▸ **MATERIAL FOR THE TASK**:
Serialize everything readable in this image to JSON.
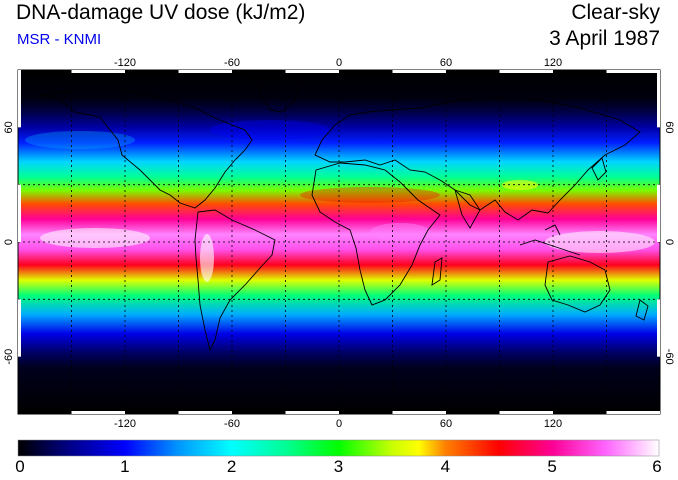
{
  "header": {
    "title": "DNA-damage UV dose (kJ/m2)",
    "source": "MSR - KNMI",
    "condition": "Clear-sky",
    "date": "3 April 1987"
  },
  "map": {
    "lon_range": [
      -180,
      180
    ],
    "lat_range": [
      -90,
      90
    ],
    "lon_tick_labels": [
      "-120",
      "-60",
      "0",
      "60",
      "120"
    ],
    "lat_tick_labels": [
      "60",
      "0",
      "-60"
    ],
    "lon_grid": [
      -150,
      -120,
      -90,
      -60,
      -30,
      0,
      30,
      60,
      90,
      120,
      150
    ],
    "lat_grid": [
      -30,
      0,
      30
    ],
    "dose_profile": [
      {
        "lat": 90,
        "dose": 0.0
      },
      {
        "lat": 75,
        "dose": 0.05
      },
      {
        "lat": 68,
        "dose": 0.25
      },
      {
        "lat": 60,
        "dose": 0.6
      },
      {
        "lat": 52,
        "dose": 1.1
      },
      {
        "lat": 42,
        "dose": 1.8
      },
      {
        "lat": 34,
        "dose": 2.5
      },
      {
        "lat": 27,
        "dose": 3.3
      },
      {
        "lat": 20,
        "dose": 4.2
      },
      {
        "lat": 12,
        "dose": 5.0
      },
      {
        "lat": 4,
        "dose": 5.6
      },
      {
        "lat": -4,
        "dose": 5.4
      },
      {
        "lat": -12,
        "dose": 4.6
      },
      {
        "lat": -20,
        "dose": 3.6
      },
      {
        "lat": -28,
        "dose": 2.6
      },
      {
        "lat": -38,
        "dose": 1.6
      },
      {
        "lat": -48,
        "dose": 0.9
      },
      {
        "lat": -58,
        "dose": 0.35
      },
      {
        "lat": -66,
        "dose": 0.1
      },
      {
        "lat": -90,
        "dose": 0.0
      }
    ]
  },
  "colorbar": {
    "min": 0,
    "max": 6,
    "tick_labels": [
      "0",
      "1",
      "2",
      "3",
      "4",
      "5",
      "6"
    ],
    "stops": [
      {
        "value": 0.0,
        "color": "#000000"
      },
      {
        "value": 0.5,
        "color": "#00008c"
      },
      {
        "value": 1.0,
        "color": "#0000ff"
      },
      {
        "value": 1.5,
        "color": "#0096ff"
      },
      {
        "value": 2.0,
        "color": "#00ffff"
      },
      {
        "value": 2.5,
        "color": "#00ff96"
      },
      {
        "value": 3.0,
        "color": "#00ff00"
      },
      {
        "value": 3.5,
        "color": "#c8ff00"
      },
      {
        "value": 3.75,
        "color": "#ffff00"
      },
      {
        "value": 4.0,
        "color": "#ff8000"
      },
      {
        "value": 4.5,
        "color": "#ff0000"
      },
      {
        "value": 5.0,
        "color": "#ff0096"
      },
      {
        "value": 5.5,
        "color": "#ff64ff"
      },
      {
        "value": 6.0,
        "color": "#ffffff"
      }
    ]
  }
}
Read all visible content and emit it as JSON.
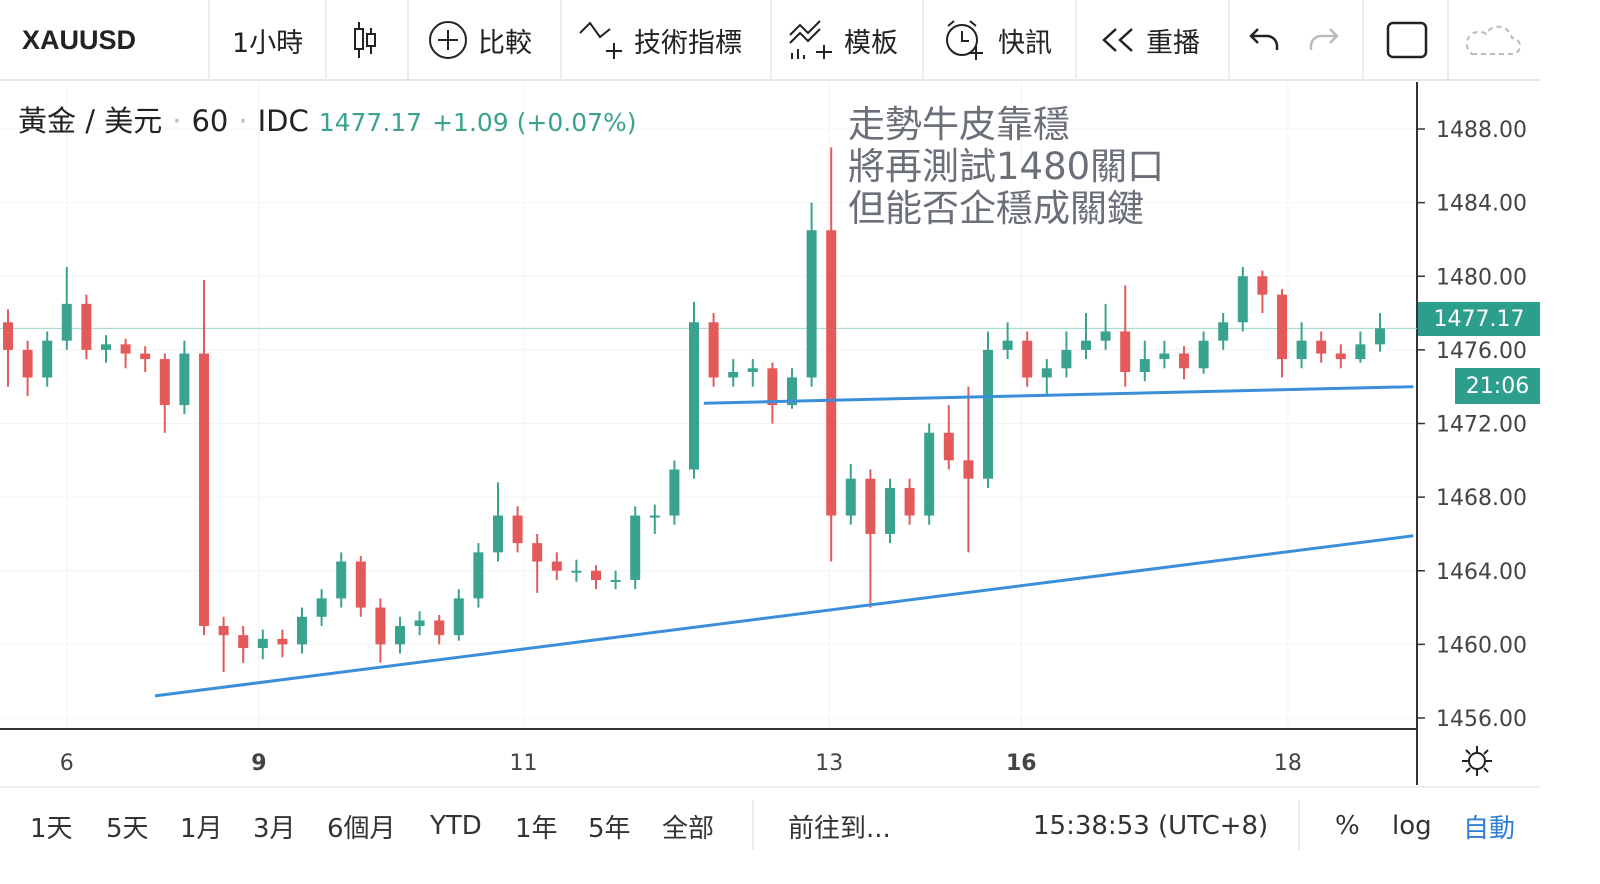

▸ **EXERCISE DESCRIPTION**: Looking at the listing above, how many of its lines contain the string "JSON"? Give the number alone.

▸ **OUTPUT FOR THIS TASK**: 2